* What is required: Pull every "prep" line out of the data below.

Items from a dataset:
○ ○ ○

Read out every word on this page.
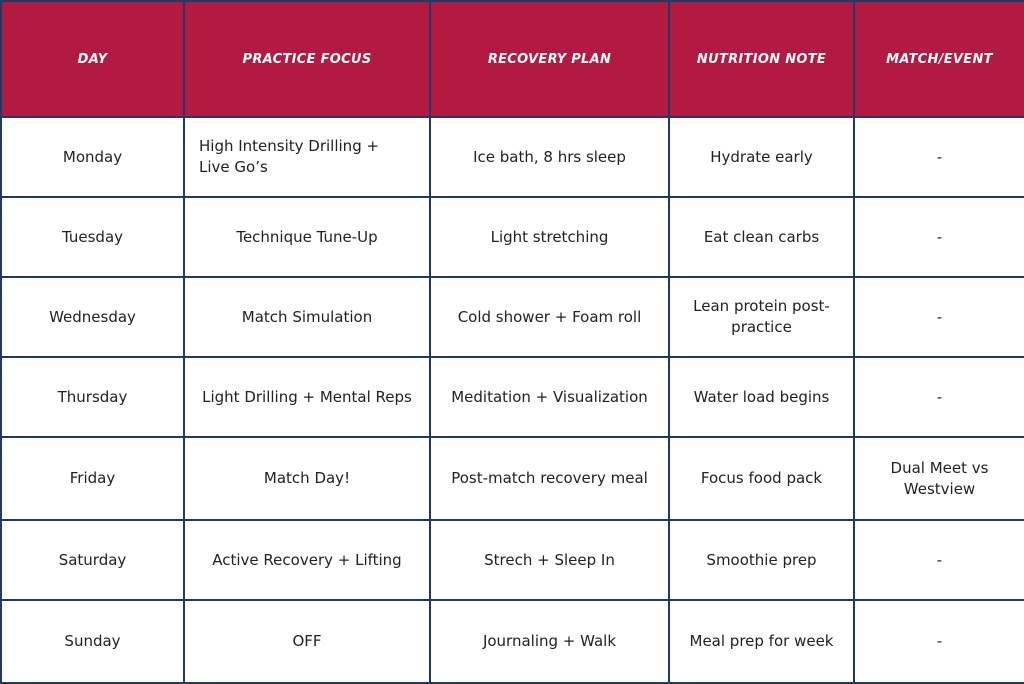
DAY	PRACTICE FOCUS	RECOVERY PLAN	NUTRITION NOTE	MATCH/EVENT
Monday	High Intensity Drilling + Live Go’s	Ice bath, 8 hrs sleep	Hydrate early	-
Tuesday	Technique Tune-Up	Light stretching	Eat clean carbs	-
Wednesday	Match Simulation	Cold shower + Foam roll	Lean protein post-practice	-
Thursday	Light Drilling + Mental Reps	Meditation + Visualization	Water load begins	-
Friday	Match Day!	Post-match recovery meal	Focus food pack	Dual Meet vs Westview
Saturday	Active Recovery + Lifting	Strech + Sleep In	Smoothie prep	-
Sunday	OFF	Journaling + Walk	Meal prep for week	-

○ ○ ○

* Solved problem:
Saturday	Active Recovery + Lifting	Strech + Sleep In	Smoothie prep	-
Sunday	OFF	Journaling + Walk	Meal prep for week	-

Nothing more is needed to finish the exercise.